> Entries supplied
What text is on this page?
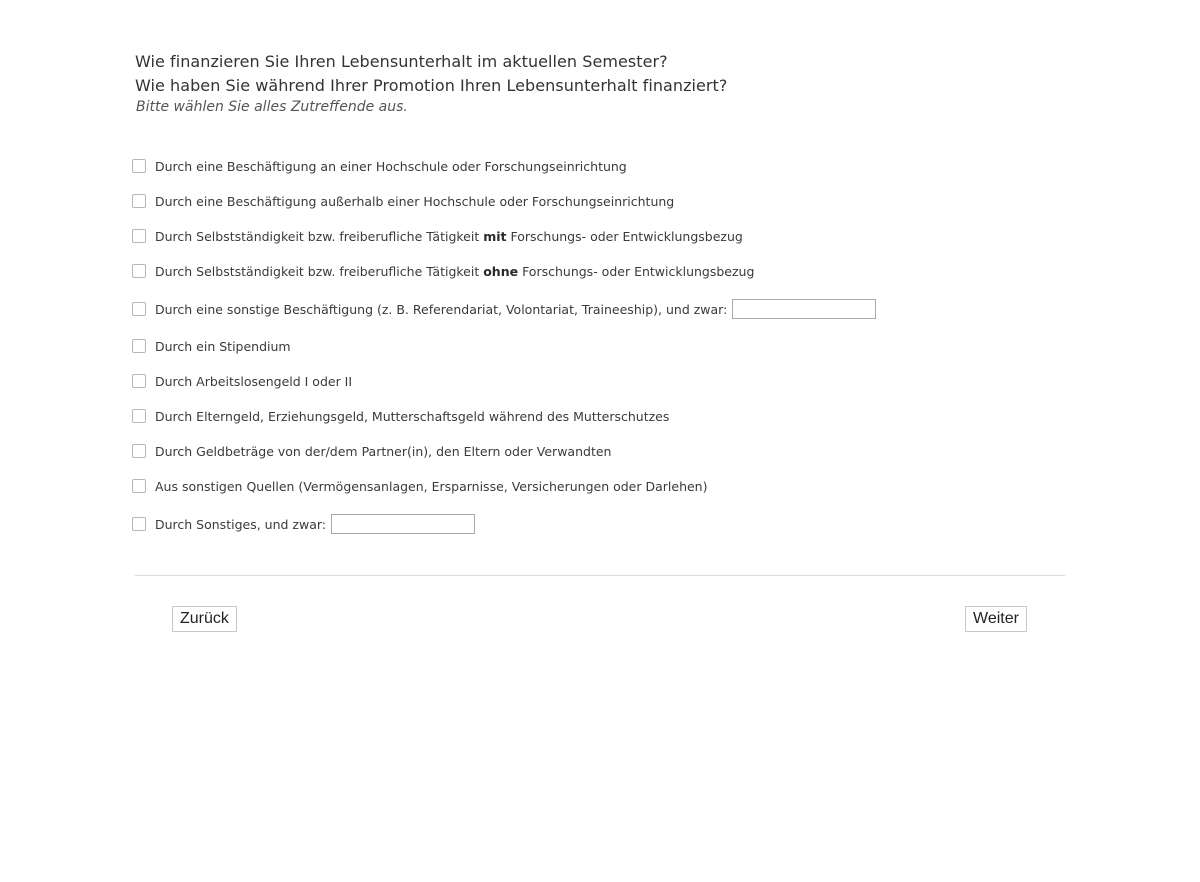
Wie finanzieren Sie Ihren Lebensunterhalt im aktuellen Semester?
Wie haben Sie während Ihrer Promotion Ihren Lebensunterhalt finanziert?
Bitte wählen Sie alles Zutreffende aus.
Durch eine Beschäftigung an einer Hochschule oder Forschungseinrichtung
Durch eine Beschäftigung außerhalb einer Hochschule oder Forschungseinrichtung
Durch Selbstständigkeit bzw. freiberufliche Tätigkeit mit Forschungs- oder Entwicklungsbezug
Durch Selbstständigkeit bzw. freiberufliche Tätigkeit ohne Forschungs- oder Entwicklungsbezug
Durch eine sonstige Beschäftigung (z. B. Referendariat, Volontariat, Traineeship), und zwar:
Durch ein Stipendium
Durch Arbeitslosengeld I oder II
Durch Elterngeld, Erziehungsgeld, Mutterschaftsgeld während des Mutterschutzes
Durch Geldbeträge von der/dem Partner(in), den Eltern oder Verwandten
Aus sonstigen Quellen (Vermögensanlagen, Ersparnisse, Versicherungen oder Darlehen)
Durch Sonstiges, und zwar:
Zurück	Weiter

> Given exercise
Repeat the records above verbatim, with no pictures in the result.

> The result
What text is on this page?
Wie finanzieren Sie Ihren Lebensunterhalt im aktuellen Semester?
Wie haben Sie während Ihrer Promotion Ihren Lebensunterhalt finanziert?
Bitte wählen Sie alles Zutreffende aus.
Durch eine Beschäftigung an einer Hochschule oder Forschungseinrichtung
Durch eine Beschäftigung außerhalb einer Hochschule oder Forschungseinrichtung
Durch Selbstständigkeit bzw. freiberufliche Tätigkeit mit Forschungs- oder Entwicklungsbezug
Durch Selbstständigkeit bzw. freiberufliche Tätigkeit ohne Forschungs- oder Entwicklungsbezug
Durch eine sonstige Beschäftigung (z. B. Referendariat, Volontariat, Traineeship), und zwar:
Durch ein Stipendium
Durch Arbeitslosengeld I oder II
Durch Elterngeld, Erziehungsgeld, Mutterschaftsgeld während des Mutterschutzes
Durch Geldbeträge von der/dem Partner(in), den Eltern oder Verwandten
Aus sonstigen Quellen (Vermögensanlagen, Ersparnisse, Versicherungen oder Darlehen)
Durch Sonstiges, und zwar:
Zurück	Weiter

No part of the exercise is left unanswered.